**Stated problem**
Copy out the entries below in full and exactly.

**Data for the task**
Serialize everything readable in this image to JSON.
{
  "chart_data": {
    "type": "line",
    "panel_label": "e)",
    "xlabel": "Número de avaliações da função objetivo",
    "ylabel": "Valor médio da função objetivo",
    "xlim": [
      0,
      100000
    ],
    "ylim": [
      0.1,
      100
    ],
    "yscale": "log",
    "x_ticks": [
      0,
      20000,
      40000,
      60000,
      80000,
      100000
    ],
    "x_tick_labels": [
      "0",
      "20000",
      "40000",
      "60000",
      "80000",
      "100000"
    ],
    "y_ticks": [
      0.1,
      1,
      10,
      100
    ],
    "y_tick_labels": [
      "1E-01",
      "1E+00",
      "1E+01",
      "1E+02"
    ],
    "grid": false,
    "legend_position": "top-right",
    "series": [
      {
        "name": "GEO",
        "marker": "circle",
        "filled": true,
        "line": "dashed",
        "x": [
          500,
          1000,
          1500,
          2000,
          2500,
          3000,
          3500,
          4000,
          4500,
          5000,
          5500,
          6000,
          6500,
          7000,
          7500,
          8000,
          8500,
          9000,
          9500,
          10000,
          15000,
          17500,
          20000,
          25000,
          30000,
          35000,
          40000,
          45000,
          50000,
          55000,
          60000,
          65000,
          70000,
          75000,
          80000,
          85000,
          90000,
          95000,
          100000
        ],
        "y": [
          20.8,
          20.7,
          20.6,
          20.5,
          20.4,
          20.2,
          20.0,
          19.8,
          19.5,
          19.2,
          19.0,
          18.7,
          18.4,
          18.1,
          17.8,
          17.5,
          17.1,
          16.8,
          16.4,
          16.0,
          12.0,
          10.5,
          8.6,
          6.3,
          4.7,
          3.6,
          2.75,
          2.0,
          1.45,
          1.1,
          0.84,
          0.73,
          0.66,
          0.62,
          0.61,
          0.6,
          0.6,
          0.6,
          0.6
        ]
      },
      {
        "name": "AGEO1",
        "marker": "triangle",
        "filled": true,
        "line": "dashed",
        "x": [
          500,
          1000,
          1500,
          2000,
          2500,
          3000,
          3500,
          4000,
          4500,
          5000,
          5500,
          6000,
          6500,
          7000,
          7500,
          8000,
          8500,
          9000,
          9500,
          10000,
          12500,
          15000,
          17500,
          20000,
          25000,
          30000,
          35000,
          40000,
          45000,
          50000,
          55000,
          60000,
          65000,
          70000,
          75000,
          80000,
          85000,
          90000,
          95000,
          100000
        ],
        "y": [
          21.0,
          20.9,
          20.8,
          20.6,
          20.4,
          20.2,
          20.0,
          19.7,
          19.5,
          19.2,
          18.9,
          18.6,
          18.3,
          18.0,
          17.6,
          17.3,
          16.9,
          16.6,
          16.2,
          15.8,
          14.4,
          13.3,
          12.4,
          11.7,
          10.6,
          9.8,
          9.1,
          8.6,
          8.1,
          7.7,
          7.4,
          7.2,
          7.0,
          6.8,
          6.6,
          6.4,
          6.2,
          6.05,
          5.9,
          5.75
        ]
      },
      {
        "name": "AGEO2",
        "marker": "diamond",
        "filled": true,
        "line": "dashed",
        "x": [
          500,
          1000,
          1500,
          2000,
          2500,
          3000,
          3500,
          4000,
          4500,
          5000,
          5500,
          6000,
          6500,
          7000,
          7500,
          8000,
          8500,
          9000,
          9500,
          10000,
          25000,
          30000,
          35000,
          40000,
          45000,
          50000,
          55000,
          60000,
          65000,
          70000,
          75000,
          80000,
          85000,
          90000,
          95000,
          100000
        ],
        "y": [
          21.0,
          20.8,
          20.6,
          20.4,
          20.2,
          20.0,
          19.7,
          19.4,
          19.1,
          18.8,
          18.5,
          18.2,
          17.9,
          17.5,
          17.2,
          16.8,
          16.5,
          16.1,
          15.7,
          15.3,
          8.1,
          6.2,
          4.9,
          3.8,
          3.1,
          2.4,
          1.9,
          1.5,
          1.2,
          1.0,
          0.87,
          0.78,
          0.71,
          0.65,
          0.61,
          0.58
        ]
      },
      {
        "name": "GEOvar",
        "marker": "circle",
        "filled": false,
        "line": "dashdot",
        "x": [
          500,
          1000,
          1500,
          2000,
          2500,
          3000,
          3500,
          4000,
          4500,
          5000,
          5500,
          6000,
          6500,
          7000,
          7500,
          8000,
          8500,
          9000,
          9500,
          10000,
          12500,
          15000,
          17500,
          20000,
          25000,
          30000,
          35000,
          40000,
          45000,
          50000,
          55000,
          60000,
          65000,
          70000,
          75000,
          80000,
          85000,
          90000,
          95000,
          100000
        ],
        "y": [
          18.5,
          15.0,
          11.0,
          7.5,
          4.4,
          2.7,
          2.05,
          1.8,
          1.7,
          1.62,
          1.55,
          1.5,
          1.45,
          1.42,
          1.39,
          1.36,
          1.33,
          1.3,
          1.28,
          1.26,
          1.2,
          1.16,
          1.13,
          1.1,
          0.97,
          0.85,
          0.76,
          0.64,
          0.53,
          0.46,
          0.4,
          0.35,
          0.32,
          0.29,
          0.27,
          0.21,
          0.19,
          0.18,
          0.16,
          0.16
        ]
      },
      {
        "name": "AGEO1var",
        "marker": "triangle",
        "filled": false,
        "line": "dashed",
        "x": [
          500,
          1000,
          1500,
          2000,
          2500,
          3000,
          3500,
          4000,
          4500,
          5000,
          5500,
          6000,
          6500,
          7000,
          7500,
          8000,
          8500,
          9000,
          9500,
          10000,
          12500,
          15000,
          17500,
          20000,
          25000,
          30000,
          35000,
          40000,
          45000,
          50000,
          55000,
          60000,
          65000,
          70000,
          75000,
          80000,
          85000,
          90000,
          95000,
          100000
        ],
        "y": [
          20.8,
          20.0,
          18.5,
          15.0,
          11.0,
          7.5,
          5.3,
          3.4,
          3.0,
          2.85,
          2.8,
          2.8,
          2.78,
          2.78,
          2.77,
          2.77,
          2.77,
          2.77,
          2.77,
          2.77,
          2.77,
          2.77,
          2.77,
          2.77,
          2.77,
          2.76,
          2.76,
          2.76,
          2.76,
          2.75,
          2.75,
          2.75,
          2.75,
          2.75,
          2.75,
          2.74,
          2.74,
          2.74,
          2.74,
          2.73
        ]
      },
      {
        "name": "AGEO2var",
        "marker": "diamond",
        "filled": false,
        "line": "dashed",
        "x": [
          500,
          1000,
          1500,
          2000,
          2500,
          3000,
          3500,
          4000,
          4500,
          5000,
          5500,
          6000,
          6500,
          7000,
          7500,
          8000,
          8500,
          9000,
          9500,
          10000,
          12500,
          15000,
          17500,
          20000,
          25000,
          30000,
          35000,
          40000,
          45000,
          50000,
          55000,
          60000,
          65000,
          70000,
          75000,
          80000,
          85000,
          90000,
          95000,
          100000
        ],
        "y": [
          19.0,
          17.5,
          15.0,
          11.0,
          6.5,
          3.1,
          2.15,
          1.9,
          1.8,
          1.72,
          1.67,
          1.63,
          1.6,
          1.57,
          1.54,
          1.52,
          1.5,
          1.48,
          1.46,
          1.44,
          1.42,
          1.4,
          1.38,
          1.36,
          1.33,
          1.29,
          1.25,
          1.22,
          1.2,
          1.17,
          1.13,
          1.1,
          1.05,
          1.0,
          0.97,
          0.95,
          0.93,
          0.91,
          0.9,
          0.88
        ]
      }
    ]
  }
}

**Output for this exercise**
Serialize everything readable in this image to JSON.
{
  "chart_data": {
    "type": "line",
    "panel_label": "e)",
    "xlabel": "Número de avaliações da função objetivo",
    "ylabel": "Valor médio da função objetivo",
    "xlim": [
      0,
      100000
    ],
    "ylim": [
      0.1,
      100
    ],
    "yscale": "log",
    "x_ticks": [
      0,
      20000,
      40000,
      60000,
      80000,
      100000
    ],
    "x_tick_labels": [
      "0",
      "20000",
      "40000",
      "60000",
      "80000",
      "100000"
    ],
    "y_ticks": [
      0.1,
      1,
      10,
      100
    ],
    "y_tick_labels": [
      "1E-01",
      "1E+00",
      "1E+01",
      "1E+02"
    ],
    "grid": false,
    "legend_position": "top-right",
    "series": [
      {
        "name": "GEO",
        "marker": "circle",
        "filled": true,
        "line": "dashed",
        "x": [
          500,
          1000,
          1500,
          2000,
          2500,
          3000,
          3500,
          4000,
          4500,
          5000,
          5500,
          6000,
          6500,
          7000,
          7500,
          8000,
          8500,
          9000,
          9500,
          10000,
          15000,
          17500,
          20000,
          25000,
          30000,
          35000,
          40000,
          45000,
          50000,
          55000,
          60000,
          65000,
          70000,
          75000,
          80000,
          85000,
          90000,
          95000,
          100000
        ],
        "y": [
          20.8,
          20.7,
          20.6,
          20.5,
          20.4,
          20.2,
          20.0,
          19.8,
          19.5,
          19.2,
          19.0,
          18.7,
          18.4,
          18.1,
          17.8,
          17.5,
          17.1,
          16.8,
          16.4,
          16.0,
          12.0,
          10.5,
          8.6,
          6.3,
          4.7,
          3.6,
          2.75,
          2.0,
          1.45,
          1.1,
          0.84,
          0.73,
          0.66,
          0.62,
          0.61,
          0.6,
          0.6,
          0.6,
          0.6
        ]
      },
      {
        "name": "AGEO1",
        "marker": "triangle",
        "filled": true,
        "line": "dashed",
        "x": [
          500,
          1000,
          1500,
          2000,
          2500,
          3000,
          3500,
          4000,
          4500,
          5000,
          5500,
          6000,
          6500,
          7000,
          7500,
          8000,
          8500,
          9000,
          9500,
          10000,
          12500,
          15000,
          17500,
          20000,
          25000,
          30000,
          35000,
          40000,
          45000,
          50000,
          55000,
          60000,
          65000,
          70000,
          75000,
          80000,
          85000,
          90000,
          95000,
          100000
        ],
        "y": [
          21.0,
          20.9,
          20.8,
          20.6,
          20.4,
          20.2,
          20.0,
          19.7,
          19.5,
          19.2,
          18.9,
          18.6,
          18.3,
          18.0,
          17.6,
          17.3,
          16.9,
          16.6,
          16.2,
          15.8,
          14.4,
          13.3,
          12.4,
          11.7,
          10.6,
          9.8,
          9.1,
          8.6,
          8.1,
          7.7,
          7.4,
          7.2,
          7.0,
          6.8,
          6.6,
          6.4,
          6.2,
          6.05,
          5.9,
          5.75
        ]
      },
      {
        "name": "AGEO2",
        "marker": "diamond",
        "filled": true,
        "line": "dashed",
        "x": [
          500,
          1000,
          1500,
          2000,
          2500,
          3000,
          3500,
          4000,
          4500,
          5000,
          5500,
          6000,
          6500,
          7000,
          7500,
          8000,
          8500,
          9000,
          9500,
          10000,
          25000,
          30000,
          35000,
          40000,
          45000,
          50000,
          55000,
          60000,
          65000,
          70000,
          75000,
          80000,
          85000,
          90000,
          95000,
          100000
        ],
        "y": [
          21.0,
          20.8,
          20.6,
          20.4,
          20.2,
          20.0,
          19.7,
          19.4,
          19.1,
          18.8,
          18.5,
          18.2,
          17.9,
          17.5,
          17.2,
          16.8,
          16.5,
          16.1,
          15.7,
          15.3,
          8.1,
          6.2,
          4.9,
          3.8,
          3.1,
          2.4,
          1.9,
          1.5,
          1.2,
          1.0,
          0.87,
          0.78,
          0.71,
          0.65,
          0.61,
          0.58
        ]
      },
      {
        "name": "GEOvar",
        "marker": "circle",
        "filled": false,
        "line": "dashdot",
        "x": [
          500,
          1000,
          1500,
          2000,
          2500,
          3000,
          3500,
          4000,
          4500,
          5000,
          5500,
          6000,
          6500,
          7000,
          7500,
          8000,
          8500,
          9000,
          9500,
          10000,
          12500,
          15000,
          17500,
          20000,
          25000,
          30000,
          35000,
          40000,
          45000,
          50000,
          55000,
          60000,
          65000,
          70000,
          75000,
          80000,
          85000,
          90000,
          95000,
          100000
        ],
        "y": [
          18.5,
          15.0,
          11.0,
          7.5,
          4.4,
          2.7,
          2.05,
          1.8,
          1.7,
          1.62,
          1.55,
          1.5,
          1.45,
          1.42,
          1.39,
          1.36,
          1.33,
          1.3,
          1.28,
          1.26,
          1.2,
          1.16,
          1.13,
          1.1,
          0.97,
          0.85,
          0.76,
          0.64,
          0.53,
          0.46,
          0.4,
          0.35,
          0.32,
          0.29,
          0.27,
          0.21,
          0.19,
          0.18,
          0.16,
          0.16
        ]
      },
      {
        "name": "AGEO1var",
        "marker": "triangle",
        "filled": false,
        "line": "dashed",
        "x": [
          500,
          1000,
          1500,
          2000,
          2500,
          3000,
          3500,
          4000,
          4500,
          5000,
          5500,
          6000,
          6500,
          7000,
          7500,
          8000,
          8500,
          9000,
          9500,
          10000,
          12500,
          15000,
          17500,
          20000,
          25000,
          30000,
          35000,
          40000,
          45000,
          50000,
          55000,
          60000,
          65000,
          70000,
          75000,
          80000,
          85000,
          90000,
          95000,
          100000
        ],
        "y": [
          20.8,
          20.0,
          18.5,
          15.0,
          11.0,
          7.5,
          5.3,
          3.4,
          3.0,
          2.85,
          2.8,
          2.8,
          2.78,
          2.78,
          2.77,
          2.77,
          2.77,
          2.77,
          2.77,
          2.77,
          2.77,
          2.77,
          2.77,
          2.77,
          2.77,
          2.76,
          2.76,
          2.76,
          2.76,
          2.75,
          2.75,
          2.75,
          2.75,
          2.75,
          2.75,
          2.74,
          2.74,
          2.74,
          2.74,
          2.73
        ]
      },
      {
        "name": "AGEO2var",
        "marker": "diamond",
        "filled": false,
        "line": "dashed",
        "x": [
          500,
          1000,
          1500,
          2000,
          2500,
          3000,
          3500,
          4000,
          4500,
          5000,
          5500,
          6000,
          6500,
          7000,
          7500,
          8000,
          8500,
          9000,
          9500,
          10000,
          12500,
          15000,
          17500,
          20000,
          25000,
          30000,
          35000,
          40000,
          45000,
          50000,
          55000,
          60000,
          65000,
          70000,
          75000,
          80000,
          85000,
          90000,
          95000,
          100000
        ],
        "y": [
          19.0,
          17.5,
          15.0,
          11.0,
          6.5,
          3.1,
          2.15,
          1.9,
          1.8,
          1.72,
          1.67,
          1.63,
          1.6,
          1.57,
          1.54,
          1.52,
          1.5,
          1.48,
          1.46,
          1.44,
          1.42,
          1.4,
          1.38,
          1.36,
          1.33,
          1.29,
          1.25,
          1.22,
          1.2,
          1.17,
          1.13,
          1.1,
          1.05,
          1.0,
          0.97,
          0.95,
          0.93,
          0.91,
          0.9,
          0.88
        ]
      }
    ]
  }
}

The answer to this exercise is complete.